# GIVEN EXERCISE
The records that follow must be repeated verbatim, every one of them.

***** MATERIAL FOR THIS TASK

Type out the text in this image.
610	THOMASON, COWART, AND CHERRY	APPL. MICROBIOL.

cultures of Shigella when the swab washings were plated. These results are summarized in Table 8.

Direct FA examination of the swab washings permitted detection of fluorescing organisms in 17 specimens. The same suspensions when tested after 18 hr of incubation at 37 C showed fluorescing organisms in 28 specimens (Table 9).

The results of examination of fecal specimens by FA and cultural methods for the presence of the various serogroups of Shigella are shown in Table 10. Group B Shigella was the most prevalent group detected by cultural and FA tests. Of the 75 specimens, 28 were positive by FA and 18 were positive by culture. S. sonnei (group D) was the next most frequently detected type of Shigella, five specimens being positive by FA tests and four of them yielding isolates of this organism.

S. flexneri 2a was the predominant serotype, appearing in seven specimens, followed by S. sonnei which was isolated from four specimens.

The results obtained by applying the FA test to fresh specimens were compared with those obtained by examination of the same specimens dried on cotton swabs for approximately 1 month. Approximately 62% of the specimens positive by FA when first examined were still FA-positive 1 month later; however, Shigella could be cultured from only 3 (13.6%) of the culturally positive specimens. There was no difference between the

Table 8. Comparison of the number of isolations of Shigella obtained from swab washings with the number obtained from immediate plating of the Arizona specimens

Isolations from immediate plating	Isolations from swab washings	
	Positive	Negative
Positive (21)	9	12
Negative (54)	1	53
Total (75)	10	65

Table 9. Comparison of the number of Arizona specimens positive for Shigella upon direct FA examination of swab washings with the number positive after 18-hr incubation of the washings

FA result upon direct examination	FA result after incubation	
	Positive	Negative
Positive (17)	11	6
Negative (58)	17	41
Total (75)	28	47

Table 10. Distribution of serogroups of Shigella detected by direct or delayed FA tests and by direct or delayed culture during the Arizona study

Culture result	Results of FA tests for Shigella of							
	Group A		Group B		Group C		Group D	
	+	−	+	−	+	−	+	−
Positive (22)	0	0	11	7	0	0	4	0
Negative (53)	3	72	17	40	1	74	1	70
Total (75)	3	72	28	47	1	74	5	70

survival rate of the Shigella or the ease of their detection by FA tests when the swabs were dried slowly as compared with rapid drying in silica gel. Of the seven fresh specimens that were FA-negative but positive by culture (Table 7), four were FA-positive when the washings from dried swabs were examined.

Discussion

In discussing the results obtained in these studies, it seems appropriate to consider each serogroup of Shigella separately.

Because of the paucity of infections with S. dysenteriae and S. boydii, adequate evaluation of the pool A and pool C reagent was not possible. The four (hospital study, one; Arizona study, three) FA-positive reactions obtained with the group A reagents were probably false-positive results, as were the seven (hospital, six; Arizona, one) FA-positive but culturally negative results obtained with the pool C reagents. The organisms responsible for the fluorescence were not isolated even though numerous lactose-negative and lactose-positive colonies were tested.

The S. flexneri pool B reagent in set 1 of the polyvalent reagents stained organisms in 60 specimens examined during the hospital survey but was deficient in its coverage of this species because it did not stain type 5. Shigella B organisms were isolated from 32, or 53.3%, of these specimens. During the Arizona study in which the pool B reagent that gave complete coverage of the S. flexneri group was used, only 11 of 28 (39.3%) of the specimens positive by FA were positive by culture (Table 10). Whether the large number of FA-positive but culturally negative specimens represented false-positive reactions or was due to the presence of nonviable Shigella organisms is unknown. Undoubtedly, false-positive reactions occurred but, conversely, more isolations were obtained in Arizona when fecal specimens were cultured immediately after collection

**********

# SOLUTION TO THIS PROBLEM
Type out the text in this image.
610	THOMASON, COWART, AND CHERRY	APPL. MICROBIOL.

cultures of Shigella when the swab washings were plated. These results are summarized in Table 8.

Direct FA examination of the swab washings permitted detection of fluorescing organisms in 17 specimens. The same suspensions when tested after 18 hr of incubation at 37 C showed fluorescing organisms in 28 specimens (Table 9).

The results of examination of fecal specimens by FA and cultural methods for the presence of the various serogroups of Shigella are shown in Table 10. Group B Shigella was the most prevalent group detected by cultural and FA tests. Of the 75 specimens, 28 were positive by FA and 18 were positive by culture. S. sonnei (group D) was the next most frequently detected type of Shigella, five specimens being positive by FA tests and four of them yielding isolates of this organism.

S. flexneri 2a was the predominant serotype, appearing in seven specimens, followed by S. sonnei which was isolated from four specimens.

The results obtained by applying the FA test to fresh specimens were compared with those obtained by examination of the same specimens dried on cotton swabs for approximately 1 month. Approximately 62% of the specimens positive by FA when first examined were still FA-positive 1 month later; however, Shigella could be cultured from only 3 (13.6%) of the culturally positive specimens. There was no difference between the

Table 8. Comparison of the number of isolations of Shigella obtained from swab washings with the number obtained from immediate plating of the Arizona specimens

Isolations from immediate plating	Isolations from swab washings	
	Positive	Negative
Positive (21)	9	12
Negative (54)	1	53
Total (75)	10	65

Table 9. Comparison of the number of Arizona specimens positive for Shigella upon direct FA examination of swab washings with the number positive after 18-hr incubation of the washings

FA result upon direct examination	FA result after incubation	
	Positive	Negative
Positive (17)	11	6
Negative (58)	17	41
Total (75)	28	47

Table 10. Distribution of serogroups of Shigella detected by direct or delayed FA tests and by direct or delayed culture during the Arizona study

Culture result	Results of FA tests for Shigella of							
	Group A		Group B		Group C		Group D	
	+	−	+	−	+	−	+	−
Positive (22)	0	0	11	7	0	0	4	0
Negative (53)	3	72	17	40	1	74	1	70
Total (75)	3	72	28	47	1	74	5	70

survival rate of the Shigella or the ease of their detection by FA tests when the swabs were dried slowly as compared with rapid drying in silica gel. Of the seven fresh specimens that were FA-negative but positive by culture (Table 7), four were FA-positive when the washings from dried swabs were examined.

Discussion

In discussing the results obtained in these studies, it seems appropriate to consider each serogroup of Shigella separately.

Because of the paucity of infections with S. dysenteriae and S. boydii, adequate evaluation of the pool A and pool C reagent was not possible. The four (hospital study, one; Arizona study, three) FA-positive reactions obtained with the group A reagents were probably false-positive results, as were the seven (hospital, six; Arizona, one) FA-positive but culturally negative results obtained with the pool C reagents. The organisms responsible for the fluorescence were not isolated even though numerous lactose-negative and lactose-positive colonies were tested.

The S. flexneri pool B reagent in set 1 of the polyvalent reagents stained organisms in 60 specimens examined during the hospital survey but was deficient in its coverage of this species because it did not stain type 5. Shigella B organisms were isolated from 32, or 53.3%, of these specimens. During the Arizona study in which the pool B reagent that gave complete coverage of the S. flexneri group was used, only 11 of 28 (39.3%) of the specimens positive by FA were positive by culture (Table 10). Whether the large number of FA-positive but culturally negative specimens represented false-positive reactions or was due to the presence of nonviable Shigella organisms is unknown. Undoubtedly, false-positive reactions occurred but, conversely, more isolations were obtained in Arizona when fecal specimens were cultured immediately after collection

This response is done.